PROBLEM: Using the data below, copy each line that includes the word "image".

────

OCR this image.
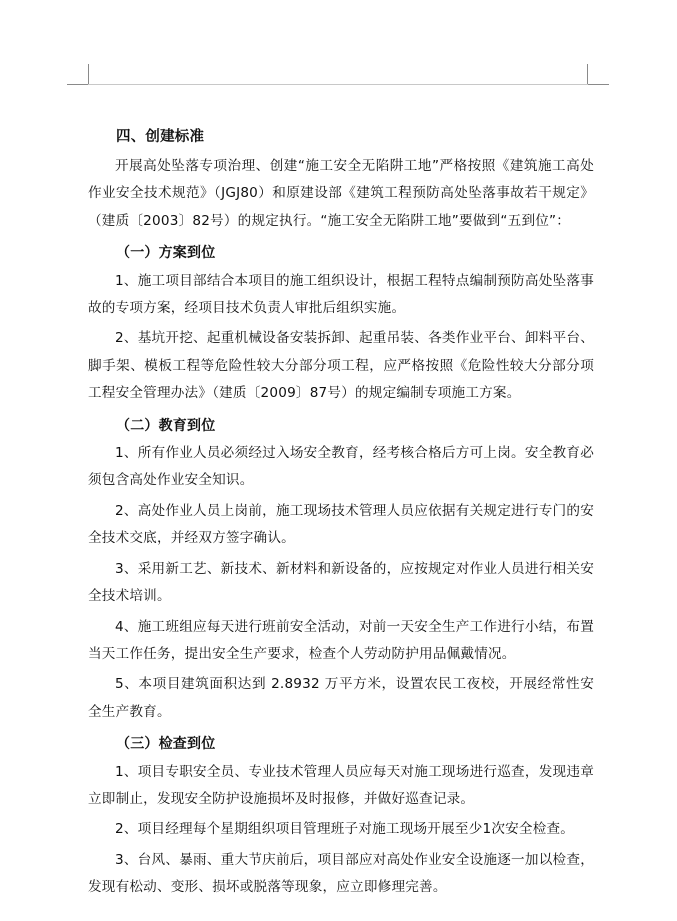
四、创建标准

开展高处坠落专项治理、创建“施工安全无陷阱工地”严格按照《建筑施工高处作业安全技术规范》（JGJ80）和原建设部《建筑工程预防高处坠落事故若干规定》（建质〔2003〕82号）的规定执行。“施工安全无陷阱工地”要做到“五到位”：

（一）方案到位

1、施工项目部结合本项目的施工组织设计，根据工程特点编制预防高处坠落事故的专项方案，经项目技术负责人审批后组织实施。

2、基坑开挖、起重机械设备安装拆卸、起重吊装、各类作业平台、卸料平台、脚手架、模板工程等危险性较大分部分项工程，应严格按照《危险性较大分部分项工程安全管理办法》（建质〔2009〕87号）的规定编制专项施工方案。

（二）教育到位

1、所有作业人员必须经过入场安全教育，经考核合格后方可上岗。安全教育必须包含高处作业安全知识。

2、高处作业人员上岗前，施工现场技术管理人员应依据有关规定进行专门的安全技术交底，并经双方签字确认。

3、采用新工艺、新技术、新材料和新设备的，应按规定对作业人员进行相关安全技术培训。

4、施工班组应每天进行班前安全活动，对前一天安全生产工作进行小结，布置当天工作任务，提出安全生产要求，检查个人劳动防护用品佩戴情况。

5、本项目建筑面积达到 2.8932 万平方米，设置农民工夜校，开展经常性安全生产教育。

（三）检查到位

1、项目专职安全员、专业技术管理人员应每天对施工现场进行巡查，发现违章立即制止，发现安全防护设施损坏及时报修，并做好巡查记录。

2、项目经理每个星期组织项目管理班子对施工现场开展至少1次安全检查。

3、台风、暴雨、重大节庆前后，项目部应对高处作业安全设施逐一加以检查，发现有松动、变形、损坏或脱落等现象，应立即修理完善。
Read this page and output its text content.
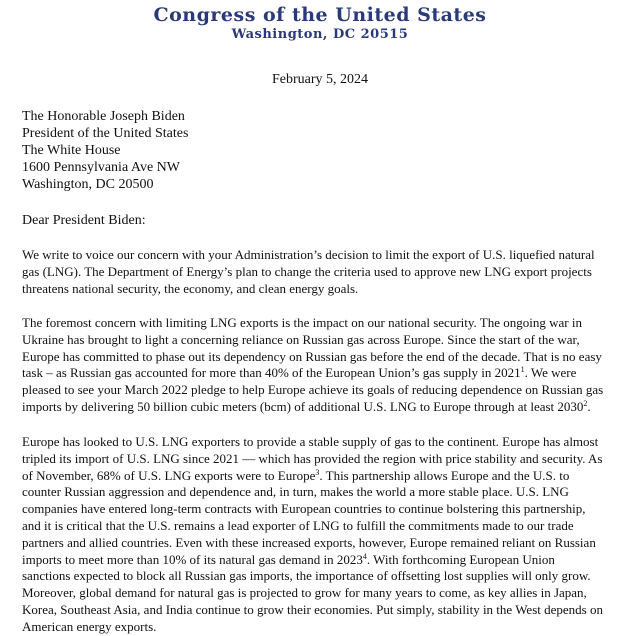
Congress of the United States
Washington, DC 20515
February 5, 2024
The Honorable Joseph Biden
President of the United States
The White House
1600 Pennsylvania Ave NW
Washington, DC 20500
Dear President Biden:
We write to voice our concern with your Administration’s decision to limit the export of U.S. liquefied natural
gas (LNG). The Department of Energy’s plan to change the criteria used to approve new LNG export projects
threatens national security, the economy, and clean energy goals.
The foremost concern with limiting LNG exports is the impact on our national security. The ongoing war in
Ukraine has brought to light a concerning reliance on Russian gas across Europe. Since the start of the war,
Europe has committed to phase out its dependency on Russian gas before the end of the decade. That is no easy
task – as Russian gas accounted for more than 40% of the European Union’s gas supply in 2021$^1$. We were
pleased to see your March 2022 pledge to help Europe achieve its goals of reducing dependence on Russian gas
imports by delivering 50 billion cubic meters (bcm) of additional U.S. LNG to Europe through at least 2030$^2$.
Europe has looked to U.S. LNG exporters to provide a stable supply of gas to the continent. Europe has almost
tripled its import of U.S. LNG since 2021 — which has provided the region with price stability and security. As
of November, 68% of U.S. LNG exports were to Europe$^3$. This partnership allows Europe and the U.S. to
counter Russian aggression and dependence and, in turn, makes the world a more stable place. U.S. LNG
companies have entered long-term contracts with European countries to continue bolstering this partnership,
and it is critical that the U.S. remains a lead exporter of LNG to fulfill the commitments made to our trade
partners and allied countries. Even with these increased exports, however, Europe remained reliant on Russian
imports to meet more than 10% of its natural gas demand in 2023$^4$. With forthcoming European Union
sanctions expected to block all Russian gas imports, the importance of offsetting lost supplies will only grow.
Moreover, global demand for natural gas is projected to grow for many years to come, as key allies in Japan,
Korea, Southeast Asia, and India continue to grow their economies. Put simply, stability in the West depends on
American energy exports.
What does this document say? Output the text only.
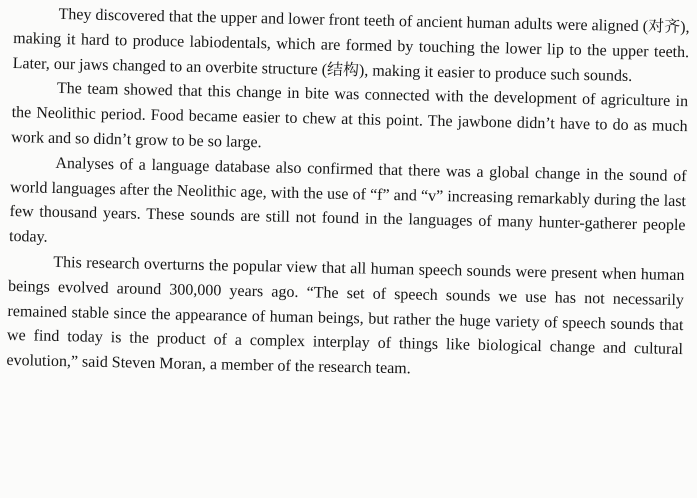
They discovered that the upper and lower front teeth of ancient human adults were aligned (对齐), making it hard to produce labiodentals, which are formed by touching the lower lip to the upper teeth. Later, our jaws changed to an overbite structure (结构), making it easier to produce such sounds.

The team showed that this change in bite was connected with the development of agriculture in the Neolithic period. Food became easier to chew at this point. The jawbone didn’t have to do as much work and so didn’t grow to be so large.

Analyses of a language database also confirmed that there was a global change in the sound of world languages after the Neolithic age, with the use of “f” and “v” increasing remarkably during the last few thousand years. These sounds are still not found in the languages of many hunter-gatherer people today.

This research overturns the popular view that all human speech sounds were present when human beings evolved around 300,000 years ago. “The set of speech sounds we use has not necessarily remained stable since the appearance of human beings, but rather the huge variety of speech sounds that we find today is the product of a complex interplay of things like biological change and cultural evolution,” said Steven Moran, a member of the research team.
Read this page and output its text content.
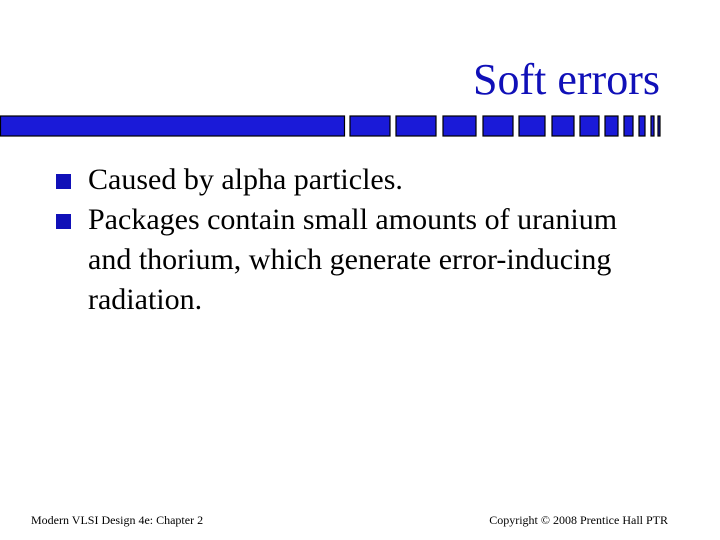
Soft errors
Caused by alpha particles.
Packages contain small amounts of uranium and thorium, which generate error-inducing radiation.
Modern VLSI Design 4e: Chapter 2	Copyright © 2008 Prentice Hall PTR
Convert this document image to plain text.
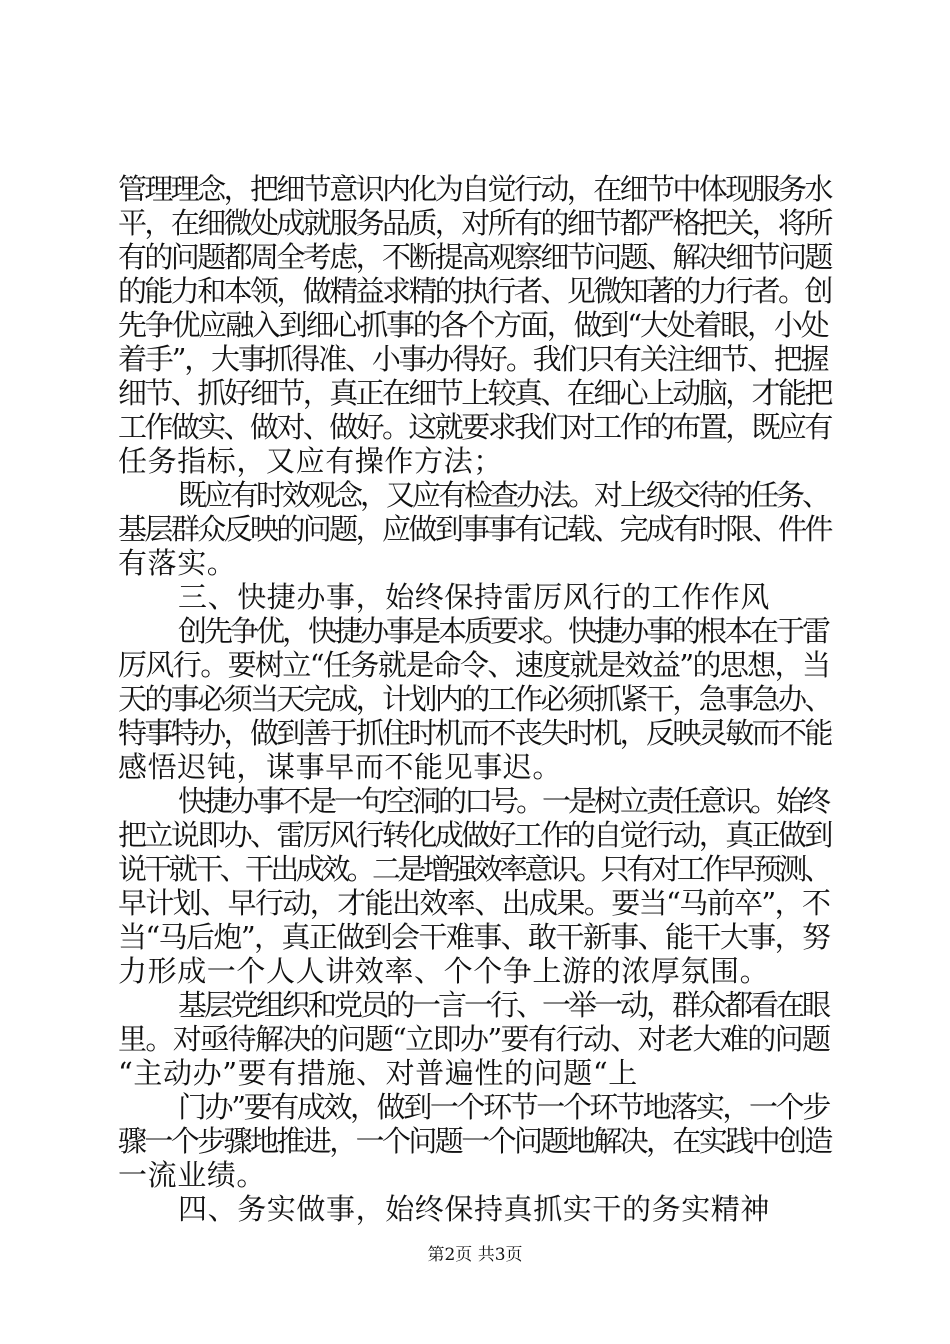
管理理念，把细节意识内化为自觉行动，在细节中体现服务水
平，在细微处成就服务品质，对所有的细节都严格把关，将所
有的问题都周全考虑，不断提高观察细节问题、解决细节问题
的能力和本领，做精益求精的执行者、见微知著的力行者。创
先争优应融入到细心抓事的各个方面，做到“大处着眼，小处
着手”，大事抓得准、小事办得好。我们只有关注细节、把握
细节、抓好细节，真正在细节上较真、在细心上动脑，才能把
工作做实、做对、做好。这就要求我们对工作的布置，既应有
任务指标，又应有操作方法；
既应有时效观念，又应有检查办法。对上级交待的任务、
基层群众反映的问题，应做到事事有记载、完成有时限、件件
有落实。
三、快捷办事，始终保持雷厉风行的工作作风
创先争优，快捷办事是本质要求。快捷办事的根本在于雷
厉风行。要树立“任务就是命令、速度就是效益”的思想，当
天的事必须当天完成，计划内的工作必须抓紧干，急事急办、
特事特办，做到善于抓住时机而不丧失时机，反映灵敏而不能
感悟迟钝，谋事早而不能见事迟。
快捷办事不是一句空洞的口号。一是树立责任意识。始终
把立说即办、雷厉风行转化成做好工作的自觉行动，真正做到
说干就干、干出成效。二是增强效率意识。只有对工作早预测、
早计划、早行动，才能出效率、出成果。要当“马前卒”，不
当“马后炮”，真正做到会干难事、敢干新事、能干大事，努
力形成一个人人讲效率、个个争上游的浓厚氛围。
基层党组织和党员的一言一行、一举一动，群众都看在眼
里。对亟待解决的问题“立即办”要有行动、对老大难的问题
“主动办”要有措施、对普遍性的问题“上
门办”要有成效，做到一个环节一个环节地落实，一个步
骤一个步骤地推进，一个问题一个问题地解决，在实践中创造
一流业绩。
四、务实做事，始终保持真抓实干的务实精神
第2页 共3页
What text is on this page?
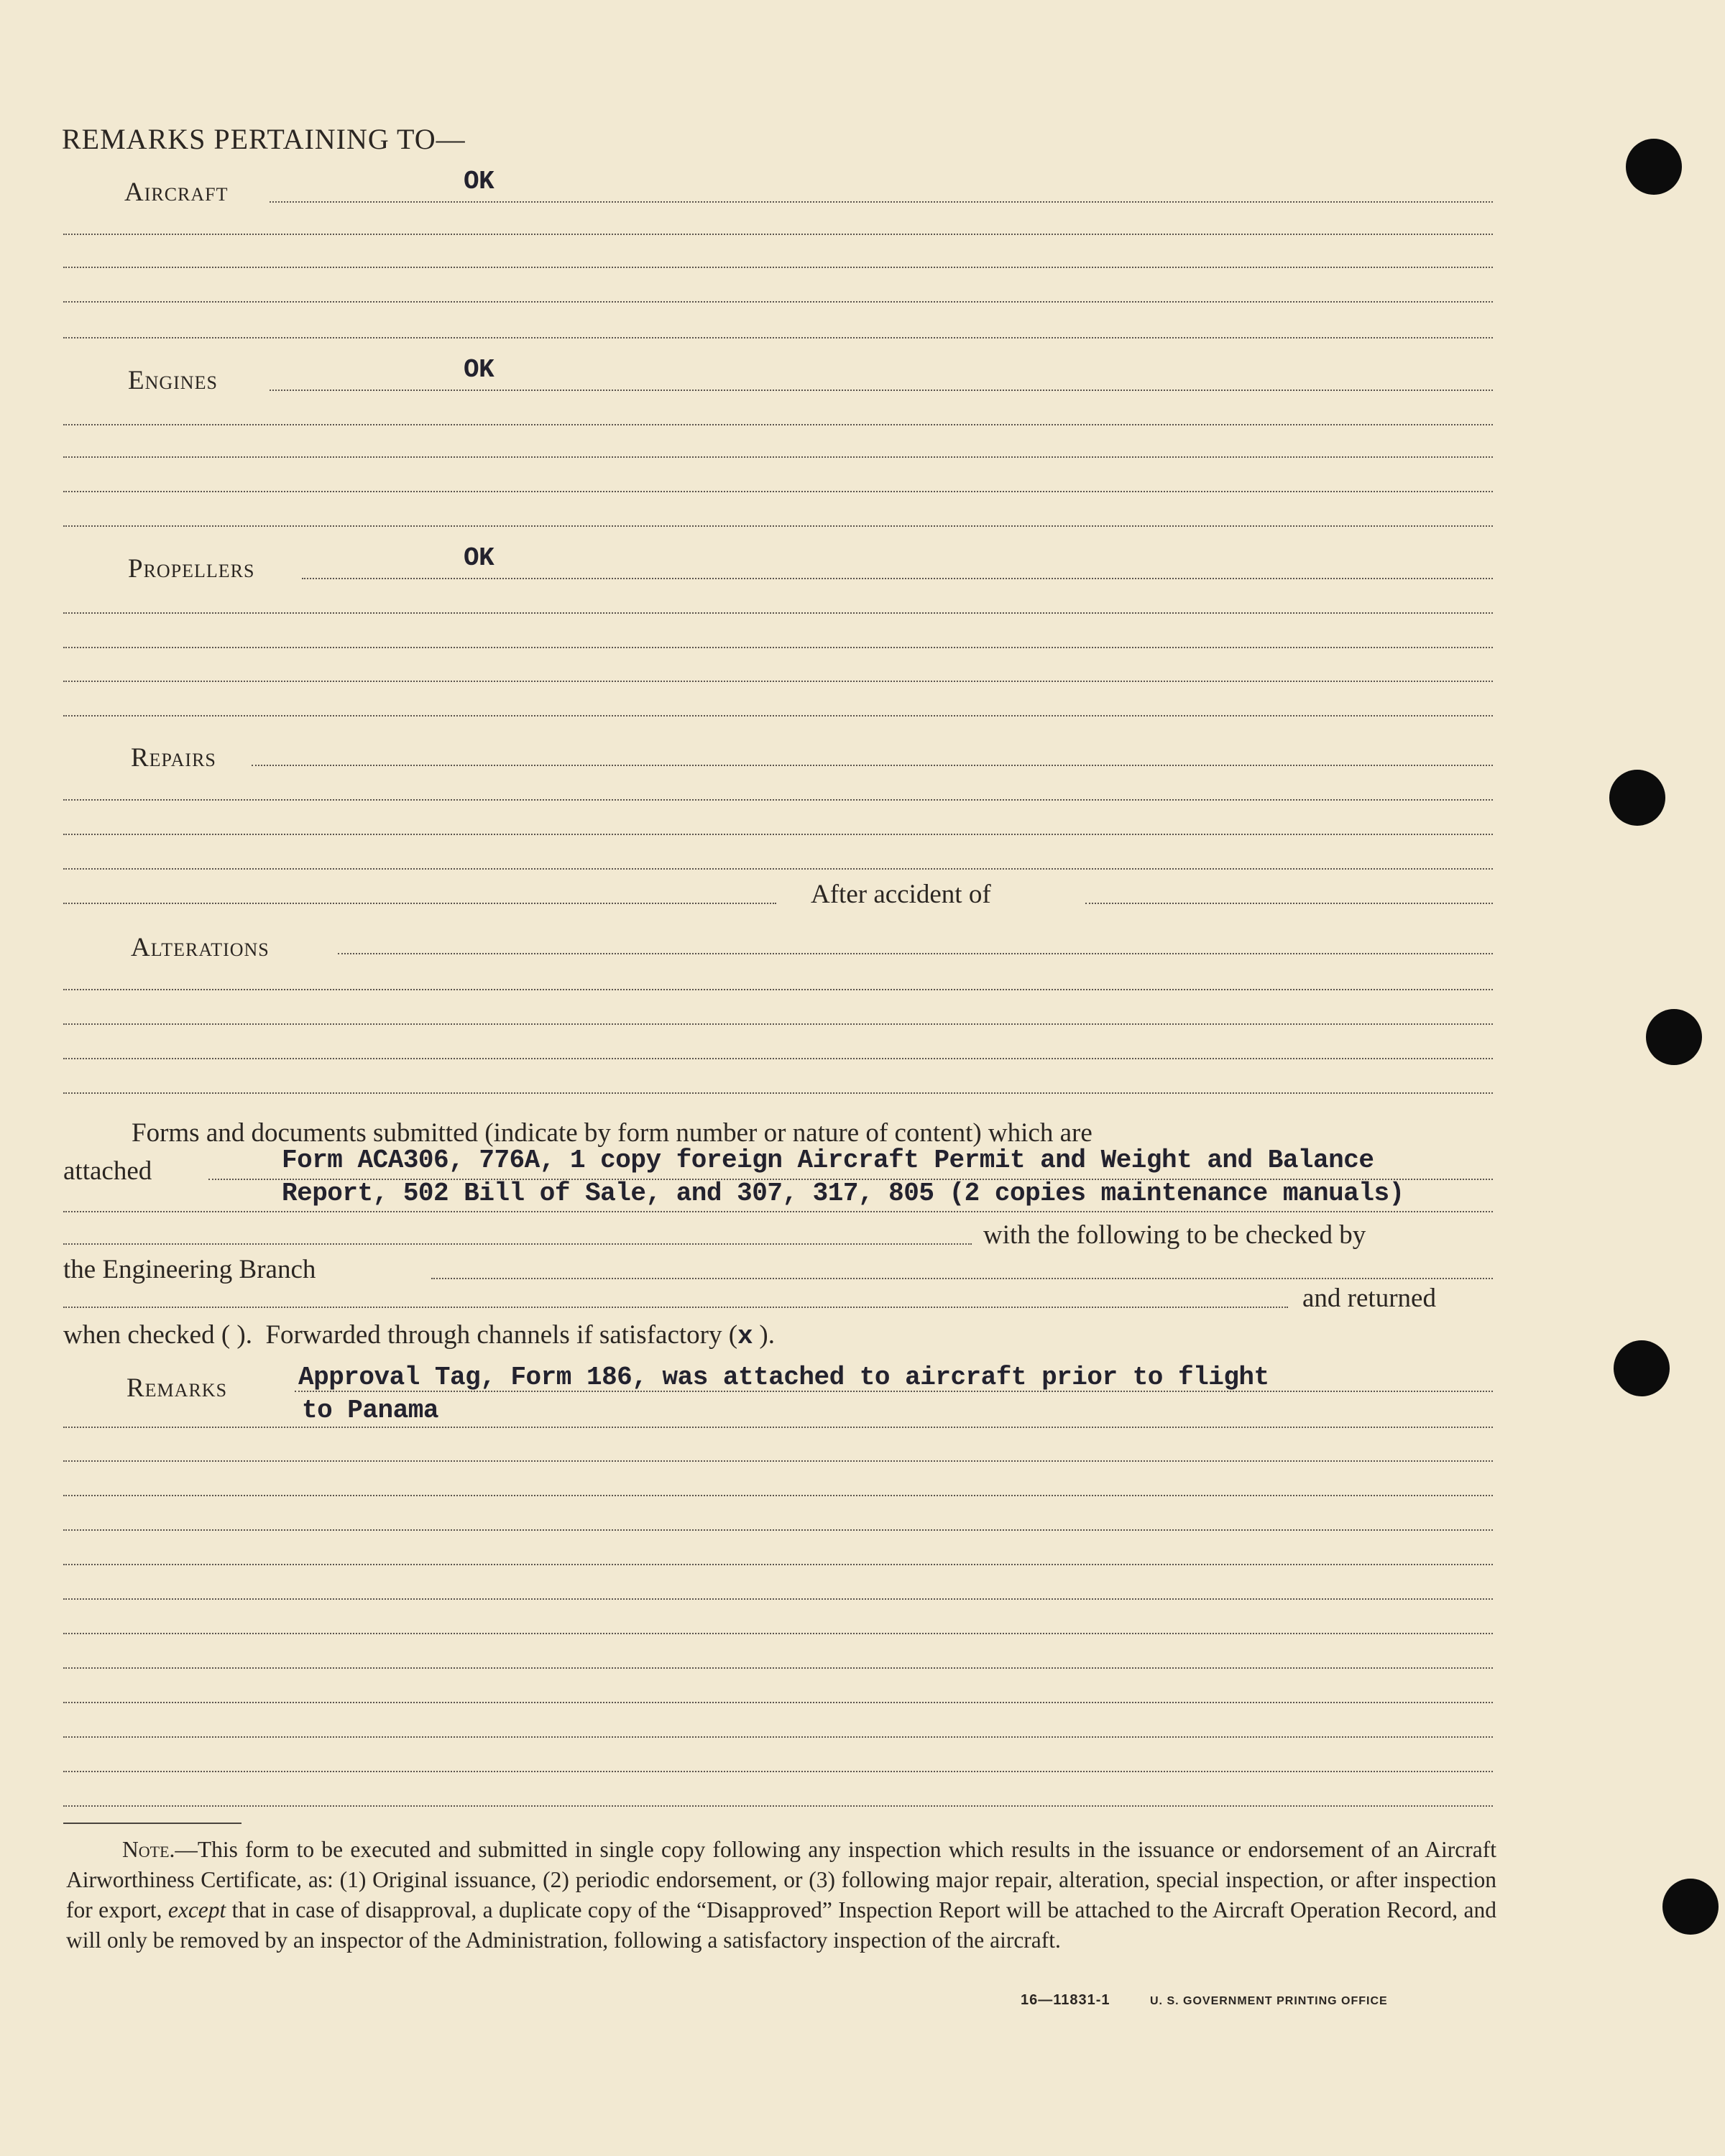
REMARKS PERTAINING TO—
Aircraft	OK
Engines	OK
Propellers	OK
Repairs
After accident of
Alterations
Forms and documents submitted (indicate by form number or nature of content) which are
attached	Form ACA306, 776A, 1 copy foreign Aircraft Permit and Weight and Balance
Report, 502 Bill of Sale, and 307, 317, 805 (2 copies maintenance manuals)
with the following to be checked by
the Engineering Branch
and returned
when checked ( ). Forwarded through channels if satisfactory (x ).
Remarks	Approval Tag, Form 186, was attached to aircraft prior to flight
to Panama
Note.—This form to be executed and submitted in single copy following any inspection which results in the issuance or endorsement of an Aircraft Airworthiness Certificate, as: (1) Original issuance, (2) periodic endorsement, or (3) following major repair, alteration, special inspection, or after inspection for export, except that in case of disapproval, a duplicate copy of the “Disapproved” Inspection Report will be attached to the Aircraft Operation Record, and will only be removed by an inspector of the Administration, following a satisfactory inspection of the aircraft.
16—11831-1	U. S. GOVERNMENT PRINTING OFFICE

────

FINAL ANSWER:
OCR this image.
Convert this document image to plain text.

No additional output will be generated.